(Extracted data entries)

########################################

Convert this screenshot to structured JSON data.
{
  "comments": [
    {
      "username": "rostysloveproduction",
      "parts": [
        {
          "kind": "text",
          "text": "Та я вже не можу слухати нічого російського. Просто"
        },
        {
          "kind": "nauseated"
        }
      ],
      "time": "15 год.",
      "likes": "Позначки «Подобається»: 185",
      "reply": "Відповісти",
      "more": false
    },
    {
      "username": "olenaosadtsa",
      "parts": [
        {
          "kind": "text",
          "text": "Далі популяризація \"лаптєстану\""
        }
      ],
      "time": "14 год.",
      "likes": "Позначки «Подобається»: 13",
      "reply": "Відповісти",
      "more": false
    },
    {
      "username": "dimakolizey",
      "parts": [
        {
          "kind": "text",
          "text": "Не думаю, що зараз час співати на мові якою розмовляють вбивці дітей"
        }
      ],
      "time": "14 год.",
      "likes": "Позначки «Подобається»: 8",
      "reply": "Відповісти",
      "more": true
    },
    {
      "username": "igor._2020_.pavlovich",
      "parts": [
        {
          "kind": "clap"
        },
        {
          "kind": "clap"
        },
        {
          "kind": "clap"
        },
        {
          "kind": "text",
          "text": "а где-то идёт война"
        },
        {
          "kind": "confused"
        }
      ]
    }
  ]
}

########################################

* _Task directions_
Repeat the material above in full, keeping every word.

* _Written solution_
Convert this screenshot to structured JSON data.
{
  "comments": [
    {
      "username": "rostysloveproduction",
      "parts": [
        {
          "kind": "text",
          "text": "Та я вже не можу слухати нічого російського. Просто"
        },
        {
          "kind": "nauseated"
        }
      ],
      "time": "15 год.",
      "likes": "Позначки «Подобається»: 185",
      "reply": "Відповісти",
      "more": false
    },
    {
      "username": "olenaosadtsa",
      "parts": [
        {
          "kind": "text",
          "text": "Далі популяризація \"лаптєстану\""
        }
      ],
      "time": "14 год.",
      "likes": "Позначки «Подобається»: 13",
      "reply": "Відповісти",
      "more": false
    },
    {
      "username": "dimakolizey",
      "parts": [
        {
          "kind": "text",
          "text": "Не думаю, що зараз час співати на мові якою розмовляють вбивці дітей"
        }
      ],
      "time": "14 год.",
      "likes": "Позначки «Подобається»: 8",
      "reply": "Відповісти",
      "more": true
    },
    {
      "username": "igor._2020_.pavlovich",
      "parts": [
        {
          "kind": "clap"
        },
        {
          "kind": "clap"
        },
        {
          "kind": "clap"
        },
        {
          "kind": "text",
          "text": "а где-то идёт война"
        },
        {
          "kind": "confused"
        }
      ]
    }
  ]
}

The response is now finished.